=== Records for the task ===

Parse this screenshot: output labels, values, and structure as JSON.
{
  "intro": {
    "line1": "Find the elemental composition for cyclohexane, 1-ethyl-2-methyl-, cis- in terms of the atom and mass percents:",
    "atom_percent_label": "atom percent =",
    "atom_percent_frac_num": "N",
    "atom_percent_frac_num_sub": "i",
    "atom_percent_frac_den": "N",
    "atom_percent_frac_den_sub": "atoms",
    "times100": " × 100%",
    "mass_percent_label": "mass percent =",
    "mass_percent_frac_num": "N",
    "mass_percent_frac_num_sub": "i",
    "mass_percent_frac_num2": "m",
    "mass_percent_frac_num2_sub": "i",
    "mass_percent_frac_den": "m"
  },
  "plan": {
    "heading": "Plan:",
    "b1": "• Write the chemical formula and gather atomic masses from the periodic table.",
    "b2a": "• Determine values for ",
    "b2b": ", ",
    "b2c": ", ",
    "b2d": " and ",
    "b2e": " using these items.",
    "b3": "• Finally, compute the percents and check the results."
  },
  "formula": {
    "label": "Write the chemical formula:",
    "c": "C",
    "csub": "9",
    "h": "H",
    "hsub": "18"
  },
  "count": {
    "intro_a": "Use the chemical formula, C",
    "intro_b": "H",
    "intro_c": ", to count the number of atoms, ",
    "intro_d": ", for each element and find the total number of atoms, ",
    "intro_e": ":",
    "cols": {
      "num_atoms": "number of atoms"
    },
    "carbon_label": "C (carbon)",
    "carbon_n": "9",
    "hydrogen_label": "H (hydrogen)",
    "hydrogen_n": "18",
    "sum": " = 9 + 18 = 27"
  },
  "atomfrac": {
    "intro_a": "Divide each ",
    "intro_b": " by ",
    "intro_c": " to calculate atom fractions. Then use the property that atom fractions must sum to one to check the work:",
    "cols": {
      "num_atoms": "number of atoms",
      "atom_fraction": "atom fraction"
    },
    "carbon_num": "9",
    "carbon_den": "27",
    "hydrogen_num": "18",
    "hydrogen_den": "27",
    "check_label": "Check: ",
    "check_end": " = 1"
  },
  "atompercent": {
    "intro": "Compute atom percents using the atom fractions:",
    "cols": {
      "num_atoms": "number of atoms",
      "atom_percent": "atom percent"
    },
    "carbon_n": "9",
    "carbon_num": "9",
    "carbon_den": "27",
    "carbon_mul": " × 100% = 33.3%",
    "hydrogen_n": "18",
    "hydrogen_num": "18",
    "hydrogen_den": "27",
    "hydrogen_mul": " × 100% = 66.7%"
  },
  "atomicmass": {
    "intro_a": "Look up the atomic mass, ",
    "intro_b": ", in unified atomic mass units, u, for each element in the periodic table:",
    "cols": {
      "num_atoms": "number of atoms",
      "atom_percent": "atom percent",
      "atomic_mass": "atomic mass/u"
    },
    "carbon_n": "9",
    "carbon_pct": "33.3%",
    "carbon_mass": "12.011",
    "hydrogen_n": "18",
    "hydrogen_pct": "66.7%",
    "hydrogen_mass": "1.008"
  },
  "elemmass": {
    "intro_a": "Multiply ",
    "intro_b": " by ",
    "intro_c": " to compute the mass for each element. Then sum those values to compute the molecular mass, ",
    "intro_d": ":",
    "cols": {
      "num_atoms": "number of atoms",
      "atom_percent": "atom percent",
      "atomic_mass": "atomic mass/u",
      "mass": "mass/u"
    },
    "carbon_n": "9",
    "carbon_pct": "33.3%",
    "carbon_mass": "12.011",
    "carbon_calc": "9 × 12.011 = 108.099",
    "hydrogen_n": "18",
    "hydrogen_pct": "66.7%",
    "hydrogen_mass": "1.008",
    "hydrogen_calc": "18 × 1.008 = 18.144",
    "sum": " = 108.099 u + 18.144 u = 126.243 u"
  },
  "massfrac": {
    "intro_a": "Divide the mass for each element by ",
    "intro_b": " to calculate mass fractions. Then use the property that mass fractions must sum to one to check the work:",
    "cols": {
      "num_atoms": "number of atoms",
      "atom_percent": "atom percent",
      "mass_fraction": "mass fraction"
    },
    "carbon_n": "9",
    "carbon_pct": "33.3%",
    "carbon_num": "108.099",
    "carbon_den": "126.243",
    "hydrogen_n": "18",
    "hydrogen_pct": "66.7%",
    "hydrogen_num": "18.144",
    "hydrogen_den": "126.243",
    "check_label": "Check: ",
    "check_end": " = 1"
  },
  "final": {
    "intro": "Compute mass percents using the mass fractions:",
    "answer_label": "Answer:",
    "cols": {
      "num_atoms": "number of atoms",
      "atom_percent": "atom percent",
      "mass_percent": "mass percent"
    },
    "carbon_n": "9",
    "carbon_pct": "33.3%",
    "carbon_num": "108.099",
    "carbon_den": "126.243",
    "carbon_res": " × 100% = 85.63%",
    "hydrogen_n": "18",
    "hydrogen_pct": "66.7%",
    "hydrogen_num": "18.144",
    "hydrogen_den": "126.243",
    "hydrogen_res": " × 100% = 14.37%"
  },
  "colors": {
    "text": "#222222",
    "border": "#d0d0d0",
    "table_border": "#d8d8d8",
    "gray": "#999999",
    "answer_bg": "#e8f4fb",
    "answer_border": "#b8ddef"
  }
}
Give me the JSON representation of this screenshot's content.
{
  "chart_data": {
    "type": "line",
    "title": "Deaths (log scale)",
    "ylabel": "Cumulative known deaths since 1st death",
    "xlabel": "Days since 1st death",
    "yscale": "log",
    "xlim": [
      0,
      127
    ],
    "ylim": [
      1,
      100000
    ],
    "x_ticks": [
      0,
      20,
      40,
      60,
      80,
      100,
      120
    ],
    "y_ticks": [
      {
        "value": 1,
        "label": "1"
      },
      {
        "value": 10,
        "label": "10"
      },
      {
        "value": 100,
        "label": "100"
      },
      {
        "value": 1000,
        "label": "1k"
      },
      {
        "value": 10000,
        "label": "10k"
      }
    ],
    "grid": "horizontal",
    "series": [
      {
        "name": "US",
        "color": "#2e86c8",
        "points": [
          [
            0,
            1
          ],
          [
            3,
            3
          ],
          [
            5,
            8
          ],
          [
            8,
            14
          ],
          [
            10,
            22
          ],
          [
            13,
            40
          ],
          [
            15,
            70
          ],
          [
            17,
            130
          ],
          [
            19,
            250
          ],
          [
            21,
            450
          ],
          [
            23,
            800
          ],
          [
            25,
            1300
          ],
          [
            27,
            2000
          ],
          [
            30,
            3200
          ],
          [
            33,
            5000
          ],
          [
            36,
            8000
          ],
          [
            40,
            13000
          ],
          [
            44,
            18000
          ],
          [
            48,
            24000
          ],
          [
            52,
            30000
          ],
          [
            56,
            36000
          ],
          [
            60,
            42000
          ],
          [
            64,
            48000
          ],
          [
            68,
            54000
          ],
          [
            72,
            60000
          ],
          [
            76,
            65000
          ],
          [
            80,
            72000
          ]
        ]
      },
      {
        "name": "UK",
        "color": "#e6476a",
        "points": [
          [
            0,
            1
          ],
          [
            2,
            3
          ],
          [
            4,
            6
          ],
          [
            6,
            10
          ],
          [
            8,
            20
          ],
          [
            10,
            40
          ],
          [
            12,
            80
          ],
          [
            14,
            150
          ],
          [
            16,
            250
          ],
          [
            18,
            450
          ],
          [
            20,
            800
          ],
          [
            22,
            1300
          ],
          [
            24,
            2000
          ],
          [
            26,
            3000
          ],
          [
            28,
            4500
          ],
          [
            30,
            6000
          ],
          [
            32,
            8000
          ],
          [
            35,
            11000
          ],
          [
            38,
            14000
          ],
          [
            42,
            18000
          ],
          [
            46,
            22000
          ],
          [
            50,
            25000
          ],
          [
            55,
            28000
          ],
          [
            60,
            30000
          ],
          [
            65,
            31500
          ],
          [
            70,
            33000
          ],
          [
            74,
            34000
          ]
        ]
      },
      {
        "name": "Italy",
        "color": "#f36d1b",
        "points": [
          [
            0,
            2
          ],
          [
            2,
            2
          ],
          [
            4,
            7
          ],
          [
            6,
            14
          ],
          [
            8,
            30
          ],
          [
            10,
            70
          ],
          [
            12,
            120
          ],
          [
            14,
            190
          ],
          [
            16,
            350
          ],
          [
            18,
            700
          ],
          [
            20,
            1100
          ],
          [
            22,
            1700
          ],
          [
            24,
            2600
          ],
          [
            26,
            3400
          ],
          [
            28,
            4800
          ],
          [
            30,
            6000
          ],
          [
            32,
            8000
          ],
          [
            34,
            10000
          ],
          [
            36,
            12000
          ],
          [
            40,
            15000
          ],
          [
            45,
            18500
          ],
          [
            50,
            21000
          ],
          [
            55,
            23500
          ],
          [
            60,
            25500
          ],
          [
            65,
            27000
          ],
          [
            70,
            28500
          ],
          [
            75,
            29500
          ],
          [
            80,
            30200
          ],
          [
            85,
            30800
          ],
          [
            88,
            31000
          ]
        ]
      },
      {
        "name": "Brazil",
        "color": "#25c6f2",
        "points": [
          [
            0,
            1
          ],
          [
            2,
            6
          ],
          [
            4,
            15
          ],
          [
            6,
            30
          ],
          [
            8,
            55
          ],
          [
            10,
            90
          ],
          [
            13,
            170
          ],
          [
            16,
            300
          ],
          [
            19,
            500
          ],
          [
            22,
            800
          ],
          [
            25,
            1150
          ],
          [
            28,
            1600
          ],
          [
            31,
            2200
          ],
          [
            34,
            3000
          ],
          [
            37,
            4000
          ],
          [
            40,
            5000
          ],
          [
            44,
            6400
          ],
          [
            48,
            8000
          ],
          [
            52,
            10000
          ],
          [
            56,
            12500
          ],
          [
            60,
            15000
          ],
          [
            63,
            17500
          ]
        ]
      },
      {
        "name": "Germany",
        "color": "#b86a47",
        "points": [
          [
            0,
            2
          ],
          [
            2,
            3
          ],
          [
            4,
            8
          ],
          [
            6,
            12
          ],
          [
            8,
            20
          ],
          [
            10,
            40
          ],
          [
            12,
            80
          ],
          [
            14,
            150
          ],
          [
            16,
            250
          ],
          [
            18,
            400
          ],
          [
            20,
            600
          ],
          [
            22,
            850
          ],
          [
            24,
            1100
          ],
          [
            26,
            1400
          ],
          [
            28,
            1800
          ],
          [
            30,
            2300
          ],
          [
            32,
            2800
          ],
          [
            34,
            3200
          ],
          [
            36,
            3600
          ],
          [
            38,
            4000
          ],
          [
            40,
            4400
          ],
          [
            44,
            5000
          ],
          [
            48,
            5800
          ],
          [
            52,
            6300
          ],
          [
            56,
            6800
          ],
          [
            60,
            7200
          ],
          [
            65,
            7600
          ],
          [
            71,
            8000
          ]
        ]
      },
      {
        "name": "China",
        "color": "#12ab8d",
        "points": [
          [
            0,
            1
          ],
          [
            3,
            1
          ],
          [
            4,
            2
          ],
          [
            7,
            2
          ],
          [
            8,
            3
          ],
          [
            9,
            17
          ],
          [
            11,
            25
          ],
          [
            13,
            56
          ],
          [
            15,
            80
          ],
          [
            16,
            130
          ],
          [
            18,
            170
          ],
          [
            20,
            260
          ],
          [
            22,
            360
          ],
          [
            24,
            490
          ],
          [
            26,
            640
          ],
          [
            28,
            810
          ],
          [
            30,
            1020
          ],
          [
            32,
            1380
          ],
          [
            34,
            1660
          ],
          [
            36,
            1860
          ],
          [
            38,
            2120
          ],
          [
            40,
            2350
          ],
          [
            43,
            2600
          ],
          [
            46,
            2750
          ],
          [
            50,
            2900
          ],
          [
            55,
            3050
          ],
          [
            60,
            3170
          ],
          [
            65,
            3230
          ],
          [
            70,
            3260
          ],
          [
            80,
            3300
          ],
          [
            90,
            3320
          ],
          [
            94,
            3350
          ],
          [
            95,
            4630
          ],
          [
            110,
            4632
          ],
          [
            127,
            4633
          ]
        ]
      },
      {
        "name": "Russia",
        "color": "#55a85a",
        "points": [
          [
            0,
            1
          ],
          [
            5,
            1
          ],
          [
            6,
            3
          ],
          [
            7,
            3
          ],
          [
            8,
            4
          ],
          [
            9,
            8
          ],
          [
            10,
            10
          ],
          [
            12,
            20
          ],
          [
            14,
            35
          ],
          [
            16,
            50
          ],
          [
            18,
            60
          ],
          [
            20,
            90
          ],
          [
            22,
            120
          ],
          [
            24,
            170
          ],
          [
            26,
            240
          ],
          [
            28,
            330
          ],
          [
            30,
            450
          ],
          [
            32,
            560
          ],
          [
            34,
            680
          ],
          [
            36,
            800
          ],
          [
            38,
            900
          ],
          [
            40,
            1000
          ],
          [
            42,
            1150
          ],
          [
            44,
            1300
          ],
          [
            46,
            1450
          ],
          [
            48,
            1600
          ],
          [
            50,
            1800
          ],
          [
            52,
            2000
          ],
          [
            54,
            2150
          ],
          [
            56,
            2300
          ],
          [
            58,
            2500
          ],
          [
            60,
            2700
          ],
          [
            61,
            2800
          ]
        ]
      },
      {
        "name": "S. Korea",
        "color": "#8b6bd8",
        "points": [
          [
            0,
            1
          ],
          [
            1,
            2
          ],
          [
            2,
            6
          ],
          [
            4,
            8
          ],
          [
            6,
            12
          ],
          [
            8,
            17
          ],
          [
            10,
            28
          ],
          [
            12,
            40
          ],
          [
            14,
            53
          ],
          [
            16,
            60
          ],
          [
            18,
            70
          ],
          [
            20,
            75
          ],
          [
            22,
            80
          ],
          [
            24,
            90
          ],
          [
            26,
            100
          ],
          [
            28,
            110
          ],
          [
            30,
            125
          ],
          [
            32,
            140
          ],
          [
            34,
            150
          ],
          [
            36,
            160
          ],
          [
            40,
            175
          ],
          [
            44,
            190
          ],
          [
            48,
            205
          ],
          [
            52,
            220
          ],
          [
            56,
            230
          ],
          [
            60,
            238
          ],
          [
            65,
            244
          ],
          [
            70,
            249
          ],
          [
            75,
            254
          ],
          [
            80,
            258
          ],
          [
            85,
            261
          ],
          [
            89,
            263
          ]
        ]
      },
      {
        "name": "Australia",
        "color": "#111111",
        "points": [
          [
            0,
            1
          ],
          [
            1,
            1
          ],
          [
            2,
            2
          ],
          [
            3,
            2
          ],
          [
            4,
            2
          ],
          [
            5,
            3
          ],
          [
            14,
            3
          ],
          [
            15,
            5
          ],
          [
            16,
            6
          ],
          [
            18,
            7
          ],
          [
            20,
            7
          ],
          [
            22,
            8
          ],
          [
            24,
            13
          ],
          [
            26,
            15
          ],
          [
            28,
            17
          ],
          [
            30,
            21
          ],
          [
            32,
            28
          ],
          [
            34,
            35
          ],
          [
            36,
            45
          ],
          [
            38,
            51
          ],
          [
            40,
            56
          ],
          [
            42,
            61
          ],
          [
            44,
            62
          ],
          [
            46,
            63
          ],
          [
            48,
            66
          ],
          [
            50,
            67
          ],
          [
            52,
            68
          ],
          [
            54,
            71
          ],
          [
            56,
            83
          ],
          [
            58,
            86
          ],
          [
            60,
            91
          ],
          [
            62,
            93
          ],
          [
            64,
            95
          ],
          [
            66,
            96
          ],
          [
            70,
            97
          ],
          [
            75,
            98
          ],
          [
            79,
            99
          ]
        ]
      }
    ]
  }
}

===

Using the records above, select and copy every line that has the word "calculate".

    "intro_c": " to calculate atom fractions. Then use the property that atom fractions must sum to one to check the work:",
    "intro_b": " to calculate mass fractions. Then use the property that mass fractions must sum to one to check the work:",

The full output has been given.